-- start of Provided records --
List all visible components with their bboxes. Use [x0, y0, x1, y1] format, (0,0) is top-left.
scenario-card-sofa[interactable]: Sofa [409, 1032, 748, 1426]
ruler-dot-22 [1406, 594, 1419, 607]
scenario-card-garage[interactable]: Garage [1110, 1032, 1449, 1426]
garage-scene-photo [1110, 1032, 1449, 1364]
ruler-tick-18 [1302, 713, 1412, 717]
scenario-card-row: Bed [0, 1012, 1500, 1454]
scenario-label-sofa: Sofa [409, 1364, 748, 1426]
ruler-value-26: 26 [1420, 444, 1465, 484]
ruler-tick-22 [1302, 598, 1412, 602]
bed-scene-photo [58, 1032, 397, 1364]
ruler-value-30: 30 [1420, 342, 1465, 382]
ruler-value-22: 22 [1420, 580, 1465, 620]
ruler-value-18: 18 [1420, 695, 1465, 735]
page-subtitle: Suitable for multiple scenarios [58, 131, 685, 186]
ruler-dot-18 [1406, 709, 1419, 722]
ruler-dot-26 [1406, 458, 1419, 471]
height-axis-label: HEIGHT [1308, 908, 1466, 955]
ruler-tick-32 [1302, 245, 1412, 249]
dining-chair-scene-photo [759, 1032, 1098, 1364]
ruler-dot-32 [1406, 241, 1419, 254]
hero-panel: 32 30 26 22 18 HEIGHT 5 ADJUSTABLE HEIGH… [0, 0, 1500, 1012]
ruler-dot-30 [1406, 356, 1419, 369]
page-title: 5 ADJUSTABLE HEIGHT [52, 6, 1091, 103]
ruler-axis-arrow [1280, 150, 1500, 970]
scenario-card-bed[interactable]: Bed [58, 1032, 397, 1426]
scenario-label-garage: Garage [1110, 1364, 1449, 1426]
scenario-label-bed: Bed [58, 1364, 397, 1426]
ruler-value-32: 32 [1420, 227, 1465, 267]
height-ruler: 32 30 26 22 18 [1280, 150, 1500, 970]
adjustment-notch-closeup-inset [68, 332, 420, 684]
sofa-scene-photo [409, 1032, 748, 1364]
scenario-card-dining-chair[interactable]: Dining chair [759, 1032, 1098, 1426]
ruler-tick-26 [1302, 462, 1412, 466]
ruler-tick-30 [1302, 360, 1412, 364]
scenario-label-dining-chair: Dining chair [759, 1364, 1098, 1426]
-- end of Provided records --
_Short task_. Rewrite all the lines above, swapping "Dining chair" for "Armchair" wherever it appears and leaving everything else unchanged.

_Answer to this task_.
List all visible components with their bboxes. Use [x0, y0, x1, y1] format, (0,0) is top-left.
scenario-card-sofa[interactable]: Sofa [409, 1032, 748, 1426]
ruler-dot-22 [1406, 594, 1419, 607]
scenario-card-garage[interactable]: Garage [1110, 1032, 1449, 1426]
garage-scene-photo [1110, 1032, 1449, 1364]
ruler-tick-18 [1302, 713, 1412, 717]
scenario-card-row: Bed [0, 1012, 1500, 1454]
scenario-label-sofa: Sofa [409, 1364, 748, 1426]
ruler-value-26: 26 [1420, 444, 1465, 484]
ruler-tick-22 [1302, 598, 1412, 602]
bed-scene-photo [58, 1032, 397, 1364]
ruler-value-30: 30 [1420, 342, 1465, 382]
ruler-value-22: 22 [1420, 580, 1465, 620]
ruler-value-18: 18 [1420, 695, 1465, 735]
page-subtitle: Suitable for multiple scenarios [58, 131, 685, 186]
ruler-dot-18 [1406, 709, 1419, 722]
ruler-dot-26 [1406, 458, 1419, 471]
height-axis-label: HEIGHT [1308, 908, 1466, 955]
ruler-tick-32 [1302, 245, 1412, 249]
dining-chair-scene-photo [759, 1032, 1098, 1364]
ruler-dot-32 [1406, 241, 1419, 254]
hero-panel: 32 30 26 22 18 HEIGHT 5 ADJUSTABLE HEIGH… [0, 0, 1500, 1012]
ruler-dot-30 [1406, 356, 1419, 369]
page-title: 5 ADJUSTABLE HEIGHT [52, 6, 1091, 103]
ruler-axis-arrow [1280, 150, 1500, 970]
scenario-card-bed[interactable]: Bed [58, 1032, 397, 1426]
scenario-label-garage: Garage [1110, 1364, 1449, 1426]
scenario-label-bed: Bed [58, 1364, 397, 1426]
ruler-value-32: 32 [1420, 227, 1465, 267]
height-ruler: 32 30 26 22 18 [1280, 150, 1500, 970]
adjustment-notch-closeup-inset [68, 332, 420, 684]
sofa-scene-photo [409, 1032, 748, 1364]
scenario-card-dining-chair[interactable]: Armchair [759, 1032, 1098, 1426]
ruler-tick-26 [1302, 462, 1412, 466]
ruler-tick-30 [1302, 360, 1412, 364]
scenario-label-dining-chair: Armchair [759, 1364, 1098, 1426]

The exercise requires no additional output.